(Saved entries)
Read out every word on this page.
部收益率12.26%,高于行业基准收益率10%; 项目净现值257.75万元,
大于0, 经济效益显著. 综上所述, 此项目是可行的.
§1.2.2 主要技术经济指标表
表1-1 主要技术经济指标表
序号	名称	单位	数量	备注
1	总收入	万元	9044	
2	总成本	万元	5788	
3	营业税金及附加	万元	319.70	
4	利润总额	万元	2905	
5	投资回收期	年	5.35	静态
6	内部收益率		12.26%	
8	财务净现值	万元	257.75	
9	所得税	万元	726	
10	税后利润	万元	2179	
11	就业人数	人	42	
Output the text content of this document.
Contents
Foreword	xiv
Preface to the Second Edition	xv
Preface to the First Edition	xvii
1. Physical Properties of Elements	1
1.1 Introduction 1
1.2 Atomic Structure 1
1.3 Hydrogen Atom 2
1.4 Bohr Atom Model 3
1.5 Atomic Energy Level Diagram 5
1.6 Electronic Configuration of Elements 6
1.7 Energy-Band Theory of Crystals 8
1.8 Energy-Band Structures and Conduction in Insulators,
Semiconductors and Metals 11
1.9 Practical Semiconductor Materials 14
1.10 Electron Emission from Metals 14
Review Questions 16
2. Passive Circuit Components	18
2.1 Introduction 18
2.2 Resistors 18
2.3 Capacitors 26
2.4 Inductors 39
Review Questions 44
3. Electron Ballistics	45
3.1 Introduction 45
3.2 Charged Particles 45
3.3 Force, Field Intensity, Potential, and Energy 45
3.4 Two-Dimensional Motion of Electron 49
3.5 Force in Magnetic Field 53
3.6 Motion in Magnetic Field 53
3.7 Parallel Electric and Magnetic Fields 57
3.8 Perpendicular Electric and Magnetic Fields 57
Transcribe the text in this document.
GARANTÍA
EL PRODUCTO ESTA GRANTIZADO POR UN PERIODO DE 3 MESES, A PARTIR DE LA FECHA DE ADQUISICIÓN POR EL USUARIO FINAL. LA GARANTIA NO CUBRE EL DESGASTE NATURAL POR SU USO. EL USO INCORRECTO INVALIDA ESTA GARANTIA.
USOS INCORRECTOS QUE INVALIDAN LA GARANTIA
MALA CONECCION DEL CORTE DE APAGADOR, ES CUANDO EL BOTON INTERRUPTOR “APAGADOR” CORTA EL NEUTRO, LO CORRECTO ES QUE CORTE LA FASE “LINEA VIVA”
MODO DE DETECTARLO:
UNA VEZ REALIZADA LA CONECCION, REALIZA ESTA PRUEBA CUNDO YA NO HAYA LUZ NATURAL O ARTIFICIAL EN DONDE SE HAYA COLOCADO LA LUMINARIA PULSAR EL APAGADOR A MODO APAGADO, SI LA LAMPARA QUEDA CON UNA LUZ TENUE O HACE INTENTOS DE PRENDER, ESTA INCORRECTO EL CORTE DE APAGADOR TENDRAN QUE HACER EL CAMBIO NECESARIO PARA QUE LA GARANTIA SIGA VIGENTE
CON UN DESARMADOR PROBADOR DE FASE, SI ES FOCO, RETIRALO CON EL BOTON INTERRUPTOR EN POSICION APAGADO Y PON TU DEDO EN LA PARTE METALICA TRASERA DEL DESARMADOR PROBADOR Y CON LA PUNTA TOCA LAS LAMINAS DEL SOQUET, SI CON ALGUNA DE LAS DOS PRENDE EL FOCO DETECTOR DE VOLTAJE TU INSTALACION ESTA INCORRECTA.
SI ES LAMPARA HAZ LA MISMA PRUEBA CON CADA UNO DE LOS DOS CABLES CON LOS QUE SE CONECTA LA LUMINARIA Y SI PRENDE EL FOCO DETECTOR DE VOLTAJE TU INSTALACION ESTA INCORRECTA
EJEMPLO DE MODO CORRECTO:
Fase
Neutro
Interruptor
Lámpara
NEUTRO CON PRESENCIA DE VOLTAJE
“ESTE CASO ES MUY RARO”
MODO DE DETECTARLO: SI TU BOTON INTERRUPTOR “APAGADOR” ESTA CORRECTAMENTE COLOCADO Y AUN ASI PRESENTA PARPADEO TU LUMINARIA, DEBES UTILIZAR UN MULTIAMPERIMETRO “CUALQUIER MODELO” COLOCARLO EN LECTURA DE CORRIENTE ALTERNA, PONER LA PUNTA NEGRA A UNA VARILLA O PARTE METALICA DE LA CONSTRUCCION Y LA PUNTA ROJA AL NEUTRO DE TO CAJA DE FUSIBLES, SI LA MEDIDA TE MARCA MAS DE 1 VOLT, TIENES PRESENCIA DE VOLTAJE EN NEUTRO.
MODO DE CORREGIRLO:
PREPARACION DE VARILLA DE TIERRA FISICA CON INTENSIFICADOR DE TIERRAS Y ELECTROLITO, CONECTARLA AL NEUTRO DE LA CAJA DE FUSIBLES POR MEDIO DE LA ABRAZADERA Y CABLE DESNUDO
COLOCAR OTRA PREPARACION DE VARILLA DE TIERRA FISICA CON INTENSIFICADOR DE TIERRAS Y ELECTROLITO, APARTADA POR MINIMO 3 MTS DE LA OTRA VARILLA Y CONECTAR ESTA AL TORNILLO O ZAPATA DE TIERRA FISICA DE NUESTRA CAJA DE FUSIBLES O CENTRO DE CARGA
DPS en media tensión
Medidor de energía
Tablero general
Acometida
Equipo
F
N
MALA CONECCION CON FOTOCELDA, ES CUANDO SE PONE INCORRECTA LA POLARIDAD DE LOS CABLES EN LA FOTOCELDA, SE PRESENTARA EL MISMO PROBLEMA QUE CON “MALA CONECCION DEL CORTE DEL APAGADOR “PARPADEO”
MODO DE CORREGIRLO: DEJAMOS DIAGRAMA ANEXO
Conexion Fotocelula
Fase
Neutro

• [What is being asked] Copy out every line from the records that has the word "Metals".

• [Solution for this task]
Semiconductors and Metals 11
1.10 Electron Emission from Metals 14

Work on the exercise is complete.